- _RECORDS FOR PROCESSING_:
— Begin —

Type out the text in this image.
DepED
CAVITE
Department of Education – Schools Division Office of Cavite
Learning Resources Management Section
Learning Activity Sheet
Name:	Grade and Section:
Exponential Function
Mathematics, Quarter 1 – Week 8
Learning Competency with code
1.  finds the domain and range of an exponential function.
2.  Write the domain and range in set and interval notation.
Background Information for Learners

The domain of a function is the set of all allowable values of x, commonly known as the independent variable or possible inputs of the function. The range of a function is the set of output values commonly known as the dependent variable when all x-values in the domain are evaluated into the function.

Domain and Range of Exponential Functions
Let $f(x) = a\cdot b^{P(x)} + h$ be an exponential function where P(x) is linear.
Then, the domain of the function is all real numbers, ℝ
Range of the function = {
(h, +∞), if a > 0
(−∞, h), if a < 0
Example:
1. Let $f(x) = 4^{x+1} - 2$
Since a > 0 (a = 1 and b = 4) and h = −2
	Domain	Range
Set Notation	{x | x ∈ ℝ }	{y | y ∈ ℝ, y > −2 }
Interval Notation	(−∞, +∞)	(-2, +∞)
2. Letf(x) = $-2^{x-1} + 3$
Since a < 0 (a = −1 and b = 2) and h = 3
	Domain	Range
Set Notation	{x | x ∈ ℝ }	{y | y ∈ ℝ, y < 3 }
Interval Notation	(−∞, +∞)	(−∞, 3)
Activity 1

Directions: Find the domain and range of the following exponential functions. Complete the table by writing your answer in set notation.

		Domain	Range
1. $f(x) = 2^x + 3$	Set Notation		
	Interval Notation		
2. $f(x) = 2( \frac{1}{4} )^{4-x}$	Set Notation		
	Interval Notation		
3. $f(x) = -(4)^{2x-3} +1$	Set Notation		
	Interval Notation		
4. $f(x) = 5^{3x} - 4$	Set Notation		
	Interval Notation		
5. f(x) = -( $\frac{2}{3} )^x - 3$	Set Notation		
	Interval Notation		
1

— End —

- _BRIEF_: What is the number of lines above that hold the string "Learning"? Answer with that number alone.

- _TASK RESULT_: 3